Task directions - Each record is to be transcribed exactly.

[A block of data]
-=-=-
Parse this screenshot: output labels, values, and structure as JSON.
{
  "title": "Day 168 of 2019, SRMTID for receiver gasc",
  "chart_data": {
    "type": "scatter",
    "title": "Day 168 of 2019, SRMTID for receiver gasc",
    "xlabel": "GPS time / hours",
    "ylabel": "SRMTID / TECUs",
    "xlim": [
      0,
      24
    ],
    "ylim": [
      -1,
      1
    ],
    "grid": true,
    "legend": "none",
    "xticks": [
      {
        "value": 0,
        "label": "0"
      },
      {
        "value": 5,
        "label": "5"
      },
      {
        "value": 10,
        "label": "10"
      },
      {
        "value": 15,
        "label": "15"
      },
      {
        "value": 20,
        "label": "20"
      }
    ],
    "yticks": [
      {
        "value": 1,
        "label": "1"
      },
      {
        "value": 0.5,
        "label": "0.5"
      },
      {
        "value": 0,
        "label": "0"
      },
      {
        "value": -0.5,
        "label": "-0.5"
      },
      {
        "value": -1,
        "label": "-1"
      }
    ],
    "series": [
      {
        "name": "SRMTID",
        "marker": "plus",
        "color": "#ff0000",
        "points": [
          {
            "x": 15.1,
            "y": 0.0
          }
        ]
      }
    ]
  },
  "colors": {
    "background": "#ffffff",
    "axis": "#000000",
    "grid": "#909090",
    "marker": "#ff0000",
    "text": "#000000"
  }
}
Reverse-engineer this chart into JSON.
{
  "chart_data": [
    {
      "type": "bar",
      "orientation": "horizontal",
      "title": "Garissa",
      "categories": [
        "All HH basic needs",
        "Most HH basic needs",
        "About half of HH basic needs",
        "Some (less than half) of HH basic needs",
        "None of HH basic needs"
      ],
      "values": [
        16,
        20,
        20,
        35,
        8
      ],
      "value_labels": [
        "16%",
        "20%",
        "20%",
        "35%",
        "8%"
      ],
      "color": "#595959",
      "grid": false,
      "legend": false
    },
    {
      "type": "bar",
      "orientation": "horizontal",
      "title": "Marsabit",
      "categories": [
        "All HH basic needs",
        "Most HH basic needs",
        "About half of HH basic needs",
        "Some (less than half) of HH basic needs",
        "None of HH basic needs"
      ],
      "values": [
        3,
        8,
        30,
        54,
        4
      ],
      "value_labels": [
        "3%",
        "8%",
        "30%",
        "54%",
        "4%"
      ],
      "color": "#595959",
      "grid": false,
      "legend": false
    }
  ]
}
-=-=-
Response for this exercise -
Parse this screenshot: output labels, values, and structure as JSON.
{
  "title": "Day 168 of 2019, SRMTID for receiver gasc",
  "chart_data": {
    "type": "scatter",
    "title": "Day 168 of 2019, SRMTID for receiver gasc",
    "xlabel": "GPS time / hours",
    "ylabel": "SRMTID / TECUs",
    "xlim": [
      0,
      24
    ],
    "ylim": [
      -1,
      1
    ],
    "grid": true,
    "legend": "none",
    "xticks": [
      {
        "value": 0,
        "label": "0"
      },
      {
        "value": 5,
        "label": "5"
      },
      {
        "value": 10,
        "label": "10"
      },
      {
        "value": 15,
        "label": "15"
      },
      {
        "value": 20,
        "label": "20"
      }
    ],
    "yticks": [
      {
        "value": 1,
        "label": "1"
      },
      {
        "value": 0.5,
        "label": "0.5"
      },
      {
        "value": 0,
        "label": "0"
      },
      {
        "value": -0.5,
        "label": "-0.5"
      },
      {
        "value": -1,
        "label": "-1"
      }
    ],
    "series": [
      {
        "name": "SRMTID",
        "marker": "plus",
        "color": "#ff0000",
        "points": [
          {
            "x": 15.1,
            "y": 0.0
          }
        ]
      }
    ]
  },
  "colors": {
    "background": "#ffffff",
    "axis": "#000000",
    "grid": "#909090",
    "marker": "#ff0000",
    "text": "#000000"
  }
}
Reverse-engineer this chart into JSON.
{
  "chart_data": [
    {
      "type": "bar",
      "orientation": "horizontal",
      "title": "Garissa",
      "categories": [
        "All HH basic needs",
        "Most HH basic needs",
        "About half of HH basic needs",
        "Some (less than half) of HH basic needs",
        "None of HH basic needs"
      ],
      "values": [
        16,
        20,
        20,
        35,
        8
      ],
      "value_labels": [
        "16%",
        "20%",
        "20%",
        "35%",
        "8%"
      ],
      "color": "#595959",
      "grid": false,
      "legend": false
    },
    {
      "type": "bar",
      "orientation": "horizontal",
      "title": "Marsabit",
      "categories": [
        "All HH basic needs",
        "Most HH basic needs",
        "About half of HH basic needs",
        "Some (less than half) of HH basic needs",
        "None of HH basic needs"
      ],
      "values": [
        3,
        8,
        30,
        54,
        4
      ],
      "value_labels": [
        "3%",
        "8%",
        "30%",
        "54%",
        "4%"
      ],
      "color": "#595959",
      "grid": false,
      "legend": false
    }
  ]
}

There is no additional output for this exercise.